### WRITTEN PROBLEM
Go through the material and pull out every line with the string "Russell" in it.

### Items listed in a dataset
************
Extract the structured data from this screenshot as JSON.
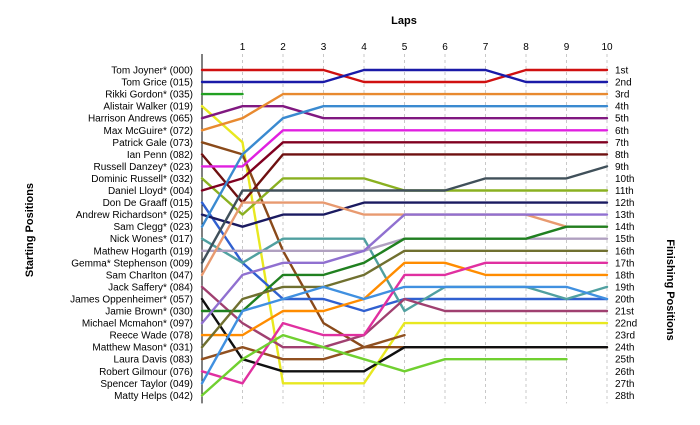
{
  "chart_data": {
    "type": "line",
    "title": "Laps",
    "ylabel_left": "Starting Positions",
    "ylabel_right": "Finishing Positions",
    "x": [
      1,
      2,
      3,
      4,
      5,
      6,
      7,
      8,
      9,
      10
    ],
    "x_ticks": [
      "1",
      "2",
      "3",
      "4",
      "5",
      "6",
      "7",
      "8",
      "9",
      "10"
    ],
    "positions": 28,
    "grid": "vertical dashed at each lap",
    "legend": "none",
    "finish_labels": [
      "1st",
      "2nd",
      "3rd",
      "4th",
      "5th",
      "6th",
      "7th",
      "8th",
      "9th",
      "10th",
      "11th",
      "12th",
      "13th",
      "14th",
      "15th",
      "16th",
      "17th",
      "18th",
      "19th",
      "20th",
      "21st",
      "22nd",
      "23rd",
      "24th",
      "25th",
      "26th",
      "27th",
      "28th"
    ],
    "series": [
      {
        "name": "Tom Joyner* (000)",
        "color": "#d01010",
        "start": 1,
        "laps": [
          1,
          1,
          1,
          2,
          2,
          2,
          2,
          1,
          1,
          1
        ]
      },
      {
        "name": "Tom Grice (015)",
        "color": "#1a1aa8",
        "start": 2,
        "laps": [
          2,
          2,
          2,
          1,
          1,
          1,
          1,
          2,
          2,
          2
        ]
      },
      {
        "name": "Rikki Gordon* (035)",
        "color": "#22a022",
        "start": 3,
        "laps": [
          3
        ]
      },
      {
        "name": "Alistair Walker (019)",
        "color": "#e8e820",
        "start": 4,
        "laps": [
          7,
          27,
          27,
          27,
          22,
          22,
          22,
          22,
          22,
          22
        ]
      },
      {
        "name": "Harrison Andrews (065)",
        "color": "#801880",
        "start": 5,
        "laps": [
          4,
          4,
          5,
          5,
          5,
          5,
          5,
          5,
          5,
          5
        ]
      },
      {
        "name": "Max McGuire* (072)",
        "color": "#e88a30",
        "start": 6,
        "laps": [
          5,
          3,
          3,
          3,
          3,
          3,
          3,
          3,
          3,
          3
        ]
      },
      {
        "name": "Patrick Gale (073)",
        "color": "#8a4a1a",
        "start": 7,
        "laps": [
          8,
          16,
          22,
          24,
          24,
          24,
          24,
          24,
          24,
          24
        ]
      },
      {
        "name": "Ian Penn (082)",
        "color": "#6e1010",
        "start": 8,
        "laps": [
          12,
          8,
          8,
          8,
          8,
          8,
          8,
          8,
          8,
          8
        ]
      },
      {
        "name": "Russell Danzey* (023)",
        "color": "#e020e0",
        "start": 9,
        "laps": [
          9,
          6,
          6,
          6,
          6,
          6,
          6,
          6,
          6,
          6
        ]
      },
      {
        "name": "Dominic Russell* (032)",
        "color": "#8ab020",
        "start": 10,
        "laps": [
          13,
          10,
          10,
          10,
          11,
          11,
          11,
          11,
          11,
          11
        ]
      },
      {
        "name": "Daniel Lloyd* (004)",
        "color": "#800020",
        "start": 11,
        "laps": [
          10,
          7,
          7,
          7,
          7,
          7,
          7,
          7,
          7,
          7
        ]
      },
      {
        "name": "Don De Graaff (015)",
        "color": "#3060d0",
        "start": 12,
        "laps": [
          17,
          20,
          20,
          21,
          20,
          20,
          20,
          20,
          20,
          20
        ]
      },
      {
        "name": "Andrew Richardson* (025)",
        "color": "#1a1a60",
        "start": 13,
        "laps": [
          14,
          13,
          13,
          12,
          12,
          12,
          12,
          12,
          12,
          12
        ]
      },
      {
        "name": "Sam Clegg* (023)",
        "color": "#3a8ad0",
        "start": 14,
        "laps": [
          8,
          5,
          4,
          4,
          4,
          4,
          4,
          4,
          4,
          4
        ]
      },
      {
        "name": "Nick Wones* (017)",
        "color": "#50a0a0",
        "start": 15,
        "laps": [
          17,
          15,
          15,
          15,
          21,
          19,
          19,
          19,
          20,
          19
        ]
      },
      {
        "name": "Mathew Hogarth (019)",
        "color": "#b0a0c0",
        "start": 16,
        "laps": [
          16,
          16,
          16,
          16,
          15,
          15,
          15,
          15,
          15,
          15
        ]
      },
      {
        "name": "Gemma* Stephenson (009)",
        "color": "#40505a",
        "start": 17,
        "laps": [
          11,
          11,
          11,
          11,
          11,
          11,
          10,
          10,
          10,
          9
        ]
      },
      {
        "name": "Sam Charlton (047)",
        "color": "#e89a70",
        "start": 18,
        "laps": [
          12,
          12,
          12,
          13,
          13,
          13,
          13,
          13,
          14,
          14
        ]
      },
      {
        "name": "Jack Saffery* (084)",
        "color": "#a04070",
        "start": 19,
        "laps": [
          22,
          24,
          24,
          23,
          20,
          21,
          21,
          21,
          21,
          21
        ]
      },
      {
        "name": "James Oppenheimer* (057)",
        "color": "#101010",
        "start": 20,
        "laps": [
          25,
          26,
          26,
          26,
          24,
          24,
          24,
          24,
          24,
          24
        ]
      },
      {
        "name": "Jamie Brown* (030)",
        "color": "#208020",
        "start": 21,
        "laps": [
          21,
          18,
          18,
          17,
          15,
          15,
          15,
          15,
          14,
          14
        ]
      },
      {
        "name": "Michael Mcmahon* (097)",
        "color": "#9070d0",
        "start": 22,
        "laps": [
          18,
          17,
          17,
          16,
          13,
          13,
          13,
          13,
          13,
          13
        ]
      },
      {
        "name": "Reece Wade (078)",
        "color": "#ff8c00",
        "start": 23,
        "laps": [
          23,
          21,
          21,
          20,
          17,
          17,
          18,
          18,
          18,
          18
        ]
      },
      {
        "name": "Matthew Mason* (031)",
        "color": "#707030",
        "start": 24,
        "laps": [
          20,
          19,
          19,
          18,
          16,
          16,
          16,
          16,
          16,
          16
        ]
      },
      {
        "name": "Laura Davis (083)",
        "color": "#905020",
        "start": 25,
        "laps": [
          24,
          25,
          25,
          24,
          23
        ]
      },
      {
        "name": "Robert Gilmour (076)",
        "color": "#e030a0",
        "start": 26,
        "laps": [
          27,
          22,
          23,
          23,
          18,
          18,
          17,
          17,
          17,
          17
        ]
      },
      {
        "name": "Spencer Taylor (049)",
        "color": "#4090e0",
        "start": 27,
        "laps": [
          21,
          20,
          19,
          20,
          19,
          19,
          19,
          19,
          19,
          20
        ]
      },
      {
        "name": "Matty Helps (042)",
        "color": "#70d030",
        "start": 28,
        "laps": [
          25,
          23,
          24,
          25,
          26,
          25,
          25,
          25,
          25
        ]
      }
    ]
  }
}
************
### EXERCISE SOLUTION
        "name": "Russell Danzey* (023)",
        "name": "Dominic Russell* (032)",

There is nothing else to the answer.